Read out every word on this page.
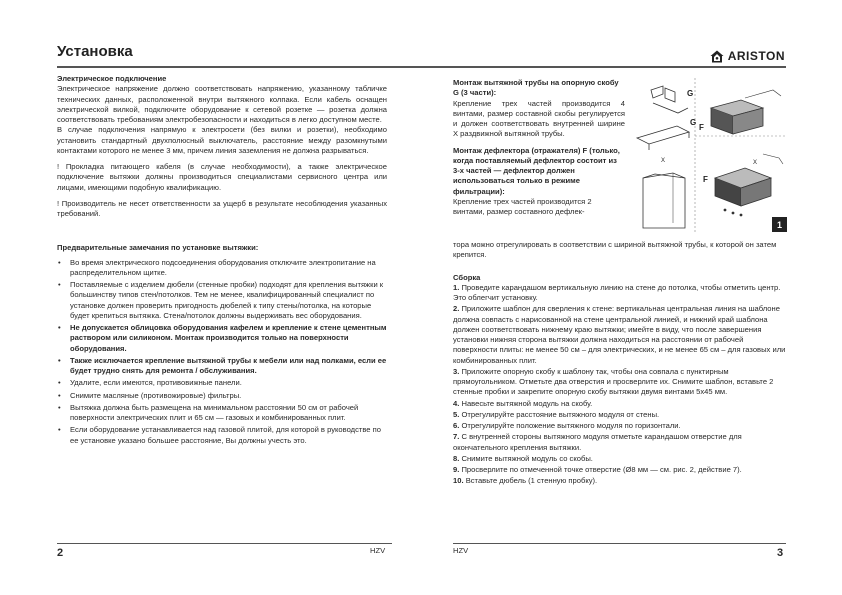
Установка	ARISTON

Электрическое подключение

Электрическое напряжение должно соответствовать напряжению, указанному табличке технических данных, расположенной внутри вытяжного колпака. Если кабель оснащен электрической вилкой, подключите оборудование к сетевой розетке — розетка должна соответствовать требованиям электробезопасности и находиться в легко доступном месте.

В случае подключения напрямую к электросети (без вилки и розетки), необходимо установить стандартный двухполюсный выключатель, расстояние между разомкнутыми контактами которого не менее 3 мм, причем линия заземления не должна разрываться.

! Прокладка питающего кабеля (в случае необходимости), а также электрическое подключение вытяжки должны производиться специалистами сервисного центра или лицами, имеющими подобную квалификацию.

! Производитель не несет ответственности за ущерб в результате несоблюдения указанных требований.

Предварительные замечания по установке вытяжки:

• Во время электрического подсоединения оборудования отключите электропитание на распределительном щитке.
• Поставляемые с изделием дюбели (стенные пробки) подходят для крепления вытяжки к большинству типов стен/потолков. Тем не менее, квалифицированный специалист по установке должен проверить пригодность дюбелей к типу стены/потолка, на которые будет крепиться вытяжка. Стена/потолок должны выдерживать вес оборудования.
• Не допускается облицовка оборудования кафелем и крепление к стене цементным раствором или силиконом. Монтаж производится только на поверхности оборудования.
• Также исключается крепление вытяжной трубы к мебели или над полками, если ее будет трудно снять для ремонта / обслуживания.
• Удалите, если имеются, противовижные панели.
• Снимите масляные (противожировые) фильтры.
• Вытяжка должна быть размещена на минимальном расстоянии 50 см от рабочей поверхности электрических плит и 65 см — газовых и комбинированных плит.
• Если оборудование устанавливается над газовой плитой, для которой в руководстве по ее установке указано большее расстояние, Вы должны учесть это.
2	HZV

Монтаж вытяжной трубы на опорную скобу G (3 части):

Крепление трех частей производится 4 винтами, размер составной скобы регулируется и должен соответствовать внутренней ширине X раздвижной вытяжной трубы.

Монтаж дефлектора (отражателя) F (только, когда поставляемый дефлектор состоит из 3-х частей — дефлектор должен использоваться только в режиме фильтрации):

Крепление трех частей производится 2 винтами, размер составного дефлек-

тора можно отрегулировать в соответствии с шириной вытяжной трубы, к которой он затем крепится.

Сборка

1. Проведите карандашом вертикальную линию на стене до потолка, чтобы отметить центр. Это облегчит установку.

2. Приложите шаблон для сверления к стене: вертикальная центральная линия на шаблоне должна совпасть с нарисованной на стене центральной линией, и нижний край шаблона должен соответствовать нижнему краю вытяжки; имейте в виду, что после завершения установки нижняя сторона вытяжки должна находиться на расстоянии от рабочей поверхности плиты: не менее 50 см – для электрических, и не менее 65 см – для газовых или комбинированных плит.

3. Приложите опорную скобу к шаблону так, чтобы она совпала с пунктирным прямоугольником. Отметьте два отверстия и просверлите их. Снимите шаблон, вставьте 2 стенные пробки и закрепите опорную скобу вытяжки двумя винтами 5x45 мм.

4. Навесьте вытяжной модуль на скобу.

5. Отрегулируйте расстояние вытяжного модуля от стены.

6. Отрегулируйте положение вытяжного модуля по горизонтали.

7. С внутренней стороны вытяжного модуля отметьте карандашом отверстие для окончательного крепления вытяжки.

8. Снимите вытяжной модуль со скобы.

9. Просверлите по отмеченной точке отверстие (Ø8 мм — см. рис. 2, действие 7).

10. Вставьте дюбель (1 стенную пробку).

G
G
F
F
X	X
1
HZV	3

------------------------------------------------------------

• **Instruction**: Make an exact reproduction of the listing above, without any pictures.

• **Exercise solution**:
Read out every word on this page.
Установка	ARISTON

Электрическое подключение

Электрическое напряжение должно соответствовать напряжению, указанному табличке технических данных, расположенной внутри вытяжного колпака. Если кабель оснащен электрической вилкой, подключите оборудование к сетевой розетке — розетка должна соответствовать требованиям электробезопасности и находиться в легко доступном месте.

В случае подключения напрямую к электросети (без вилки и розетки), необходимо установить стандартный двухполюсный выключатель, расстояние между разомкнутыми контактами которого не менее 3 мм, причем линия заземления не должна разрываться.

! Прокладка питающего кабеля (в случае необходимости), а также электрическое подключение вытяжки должны производиться специалистами сервисного центра или лицами, имеющими подобную квалификацию.

! Производитель не несет ответственности за ущерб в результате несоблюдения указанных требований.

Предварительные замечания по установке вытяжки:

• Во время электрического подсоединения оборудования отключите электропитание на распределительном щитке.
• Поставляемые с изделием дюбели (стенные пробки) подходят для крепления вытяжки к большинству типов стен/потолков. Тем не менее, квалифицированный специалист по установке должен проверить пригодность дюбелей к типу стены/потолка, на которые будет крепиться вытяжка. Стена/потолок должны выдерживать вес оборудования.
• Не допускается облицовка оборудования кафелем и крепление к стене цементным раствором или силиконом. Монтаж производится только на поверхности оборудования.
• Также исключается крепление вытяжной трубы к мебели или над полками, если ее будет трудно снять для ремонта / обслуживания.
• Удалите, если имеются, противовижные панели.
• Снимите масляные (противожировые) фильтры.
• Вытяжка должна быть размещена на минимальном расстоянии 50 см от рабочей поверхности электрических плит и 65 см — газовых и комбинированных плит.
• Если оборудование устанавливается над газовой плитой, для которой в руководстве по ее установке указано большее расстояние, Вы должны учесть это.
2	HZV

Монтаж вытяжной трубы на опорную скобу G (3 части):

Крепление трех частей производится 4 винтами, размер составной скобы регулируется и должен соответствовать внутренней ширине X раздвижной вытяжной трубы.

Монтаж дефлектора (отражателя) F (только, когда поставляемый дефлектор состоит из 3-х частей — дефлектор должен использоваться только в режиме фильтрации):

Крепление трех частей производится 2 винтами, размер составного дефлек-

тора можно отрегулировать в соответствии с шириной вытяжной трубы, к которой он затем крепится.

Сборка

1. Проведите карандашом вертикальную линию на стене до потолка, чтобы отметить центр. Это облегчит установку.

2. Приложите шаблон для сверления к стене: вертикальная центральная линия на шаблоне должна совпасть с нарисованной на стене центральной линией, и нижний край шаблона должен соответствовать нижнему краю вытяжки; имейте в виду, что после завершения установки нижняя сторона вытяжки должна находиться на расстоянии от рабочей поверхности плиты: не менее 50 см – для электрических, и не менее 65 см – для газовых или комбинированных плит.

3. Приложите опорную скобу к шаблону так, чтобы она совпала с пунктирным прямоугольником. Отметьте два отверстия и просверлите их. Снимите шаблон, вставьте 2 стенные пробки и закрепите опорную скобу вытяжки двумя винтами 5x45 мм.

4. Навесьте вытяжной модуль на скобу.

5. Отрегулируйте расстояние вытяжного модуля от стены.

6. Отрегулируйте положение вытяжного модуля по горизонтали.

7. С внутренней стороны вытяжного модуля отметьте карандашом отверстие для окончательного крепления вытяжки.

8. Снимите вытяжной модуль со скобы.

9. Просверлите по отмеченной точке отверстие (Ø8 мм — см. рис. 2, действие 7).

10. Вставьте дюбель (1 стенную пробку).

G
G
F
F
X	X
1
HZV	3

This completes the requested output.